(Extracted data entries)
begin

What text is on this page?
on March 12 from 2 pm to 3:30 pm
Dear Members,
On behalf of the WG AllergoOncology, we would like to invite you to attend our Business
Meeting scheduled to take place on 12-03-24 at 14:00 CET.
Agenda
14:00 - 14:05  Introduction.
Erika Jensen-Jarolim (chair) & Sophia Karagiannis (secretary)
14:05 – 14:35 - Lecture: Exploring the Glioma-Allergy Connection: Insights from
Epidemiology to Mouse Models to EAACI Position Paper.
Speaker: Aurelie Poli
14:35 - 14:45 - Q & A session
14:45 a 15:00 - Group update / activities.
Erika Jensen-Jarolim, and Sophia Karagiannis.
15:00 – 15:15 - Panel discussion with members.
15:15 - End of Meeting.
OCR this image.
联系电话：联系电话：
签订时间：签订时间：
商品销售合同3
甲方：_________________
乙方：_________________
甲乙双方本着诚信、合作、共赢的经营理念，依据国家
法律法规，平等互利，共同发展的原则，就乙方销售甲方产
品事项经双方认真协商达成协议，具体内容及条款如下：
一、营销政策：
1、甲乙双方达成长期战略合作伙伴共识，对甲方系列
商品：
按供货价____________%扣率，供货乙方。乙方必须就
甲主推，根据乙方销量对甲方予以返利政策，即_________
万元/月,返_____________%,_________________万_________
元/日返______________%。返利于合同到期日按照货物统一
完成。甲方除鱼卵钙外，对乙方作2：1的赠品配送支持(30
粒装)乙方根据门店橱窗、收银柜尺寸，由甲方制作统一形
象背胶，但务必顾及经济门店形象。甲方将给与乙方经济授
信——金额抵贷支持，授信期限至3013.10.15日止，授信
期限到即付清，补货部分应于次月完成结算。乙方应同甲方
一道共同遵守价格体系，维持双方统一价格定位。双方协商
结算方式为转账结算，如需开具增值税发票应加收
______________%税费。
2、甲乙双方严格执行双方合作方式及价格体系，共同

end

[DIRECTIVE]:
Every line that holds the word "Sophia" should be extracted.

[FINAL RESULT]:
Erika Jensen-Jarolim (chair) & Sophia Karagiannis (secretary)
Erika Jensen-Jarolim, and Sophia Karagiannis.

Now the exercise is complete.